[Structured figure records]
───

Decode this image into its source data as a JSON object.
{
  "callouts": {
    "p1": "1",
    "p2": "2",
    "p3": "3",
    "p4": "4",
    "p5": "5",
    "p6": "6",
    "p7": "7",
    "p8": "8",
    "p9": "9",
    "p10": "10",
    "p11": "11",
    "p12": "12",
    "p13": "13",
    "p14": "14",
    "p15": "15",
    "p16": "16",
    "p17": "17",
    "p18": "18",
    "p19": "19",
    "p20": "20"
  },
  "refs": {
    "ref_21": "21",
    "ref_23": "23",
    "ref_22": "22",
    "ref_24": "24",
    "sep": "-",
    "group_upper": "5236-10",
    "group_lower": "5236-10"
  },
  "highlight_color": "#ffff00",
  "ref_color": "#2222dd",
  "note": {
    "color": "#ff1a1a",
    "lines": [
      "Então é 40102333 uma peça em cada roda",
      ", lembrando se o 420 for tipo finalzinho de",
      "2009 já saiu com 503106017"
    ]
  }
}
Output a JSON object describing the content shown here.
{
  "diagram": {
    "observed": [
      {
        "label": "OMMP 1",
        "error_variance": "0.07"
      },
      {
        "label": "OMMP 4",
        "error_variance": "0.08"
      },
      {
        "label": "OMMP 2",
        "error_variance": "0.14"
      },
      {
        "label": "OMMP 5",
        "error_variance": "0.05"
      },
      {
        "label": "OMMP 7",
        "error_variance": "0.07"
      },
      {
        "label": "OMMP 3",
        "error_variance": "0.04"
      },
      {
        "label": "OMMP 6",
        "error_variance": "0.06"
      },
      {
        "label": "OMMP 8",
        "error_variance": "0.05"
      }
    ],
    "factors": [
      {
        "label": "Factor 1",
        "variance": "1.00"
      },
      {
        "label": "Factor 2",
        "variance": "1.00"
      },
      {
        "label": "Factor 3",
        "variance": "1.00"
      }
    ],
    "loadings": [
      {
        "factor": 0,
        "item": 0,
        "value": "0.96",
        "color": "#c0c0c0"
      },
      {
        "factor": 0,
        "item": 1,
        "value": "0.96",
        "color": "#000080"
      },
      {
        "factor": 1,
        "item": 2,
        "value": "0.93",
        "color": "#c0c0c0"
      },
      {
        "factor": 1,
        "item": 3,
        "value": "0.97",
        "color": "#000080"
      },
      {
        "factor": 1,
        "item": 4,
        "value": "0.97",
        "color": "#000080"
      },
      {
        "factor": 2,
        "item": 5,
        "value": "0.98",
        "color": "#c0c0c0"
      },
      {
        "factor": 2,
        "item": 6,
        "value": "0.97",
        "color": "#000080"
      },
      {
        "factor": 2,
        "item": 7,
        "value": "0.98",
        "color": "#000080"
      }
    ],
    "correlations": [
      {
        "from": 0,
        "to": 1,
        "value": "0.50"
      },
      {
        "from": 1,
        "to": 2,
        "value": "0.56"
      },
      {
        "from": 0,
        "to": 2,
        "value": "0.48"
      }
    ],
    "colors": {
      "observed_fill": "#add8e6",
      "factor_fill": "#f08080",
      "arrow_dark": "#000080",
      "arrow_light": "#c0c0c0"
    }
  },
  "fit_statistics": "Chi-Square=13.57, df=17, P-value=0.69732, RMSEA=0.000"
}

───

▶ AIM OF THE TASK: Reproduce the full listing exactly.

▶ WRITTEN ANSWER:
Decode this image into its source data as a JSON object.
{
  "callouts": {
    "p1": "1",
    "p2": "2",
    "p3": "3",
    "p4": "4",
    "p5": "5",
    "p6": "6",
    "p7": "7",
    "p8": "8",
    "p9": "9",
    "p10": "10",
    "p11": "11",
    "p12": "12",
    "p13": "13",
    "p14": "14",
    "p15": "15",
    "p16": "16",
    "p17": "17",
    "p18": "18",
    "p19": "19",
    "p20": "20"
  },
  "refs": {
    "ref_21": "21",
    "ref_23": "23",
    "ref_22": "22",
    "ref_24": "24",
    "sep": "-",
    "group_upper": "5236-10",
    "group_lower": "5236-10"
  },
  "highlight_color": "#ffff00",
  "ref_color": "#2222dd",
  "note": {
    "color": "#ff1a1a",
    "lines": [
      "Então é 40102333 uma peça em cada roda",
      ", lembrando se o 420 for tipo finalzinho de",
      "2009 já saiu com 503106017"
    ]
  }
}
Output a JSON object describing the content shown here.
{
  "diagram": {
    "observed": [
      {
        "label": "OMMP 1",
        "error_variance": "0.07"
      },
      {
        "label": "OMMP 4",
        "error_variance": "0.08"
      },
      {
        "label": "OMMP 2",
        "error_variance": "0.14"
      },
      {
        "label": "OMMP 5",
        "error_variance": "0.05"
      },
      {
        "label": "OMMP 7",
        "error_variance": "0.07"
      },
      {
        "label": "OMMP 3",
        "error_variance": "0.04"
      },
      {
        "label": "OMMP 6",
        "error_variance": "0.06"
      },
      {
        "label": "OMMP 8",
        "error_variance": "0.05"
      }
    ],
    "factors": [
      {
        "label": "Factor 1",
        "variance": "1.00"
      },
      {
        "label": "Factor 2",
        "variance": "1.00"
      },
      {
        "label": "Factor 3",
        "variance": "1.00"
      }
    ],
    "loadings": [
      {
        "factor": 0,
        "item": 0,
        "value": "0.96",
        "color": "#c0c0c0"
      },
      {
        "factor": 0,
        "item": 1,
        "value": "0.96",
        "color": "#000080"
      },
      {
        "factor": 1,
        "item": 2,
        "value": "0.93",
        "color": "#c0c0c0"
      },
      {
        "factor": 1,
        "item": 3,
        "value": "0.97",
        "color": "#000080"
      },
      {
        "factor": 1,
        "item": 4,
        "value": "0.97",
        "color": "#000080"
      },
      {
        "factor": 2,
        "item": 5,
        "value": "0.98",
        "color": "#c0c0c0"
      },
      {
        "factor": 2,
        "item": 6,
        "value": "0.97",
        "color": "#000080"
      },
      {
        "factor": 2,
        "item": 7,
        "value": "0.98",
        "color": "#000080"
      }
    ],
    "correlations": [
      {
        "from": 0,
        "to": 1,
        "value": "0.50"
      },
      {
        "from": 1,
        "to": 2,
        "value": "0.56"
      },
      {
        "from": 0,
        "to": 2,
        "value": "0.48"
      }
    ],
    "colors": {
      "observed_fill": "#add8e6",
      "factor_fill": "#f08080",
      "arrow_dark": "#000080",
      "arrow_light": "#c0c0c0"
    }
  },
  "fit_statistics": "Chi-Square=13.57, df=17, P-value=0.69732, RMSEA=0.000"
}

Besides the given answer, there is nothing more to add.